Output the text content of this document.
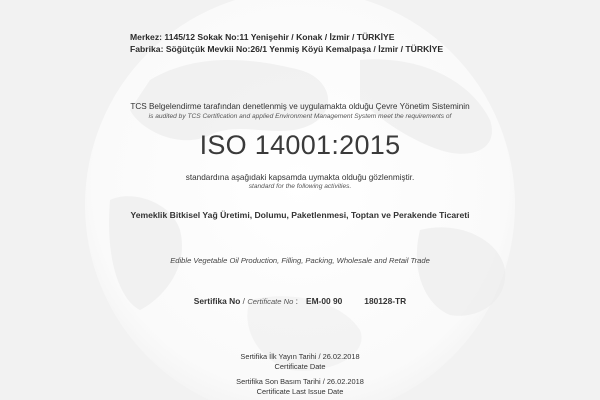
Merkez: 1145/12 Sokak No:11 Yenişehir / Konak / İzmir / TÜRKİYE
Fabrika: Söğütçük Mevkii No:26/1 Yenmiş Köyü Kemalpaşa / İzmir / TÜRKİYE
TCS Belgelendirme tarafından denetlenmiş ve uygulamakta olduğu Çevre Yönetim Sisteminin
is audited by TCS Certification and applied Environment Management System meet the requirements of
ISO 14001:2015
standardına aşağıdaki kapsamda uymakta olduğu gözlenmiştir.
standard for the following activities.
Yemeklik Bitkisel Yağ Üretimi, Dolumu, Paketlenmesi, Toptan ve Perakende Ticareti
Edible Vegetable Oil Production, Filling, Packing, Wholesale and Retail Trade
Sertifika No / Certificate No : EM-00 90	180128-TR
Sertifika İlk Yayın Tarihi / 26.02.2018
Certificate Date
Sertifika Son Basım Tarihi / 26.02.2018
Certificate Last Issue Date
-=-=-
» **Problem requirements**
Check each line of the material above for "Sertifika" and say how many lines contain it, giving the number alone.

» **Complete answer**
3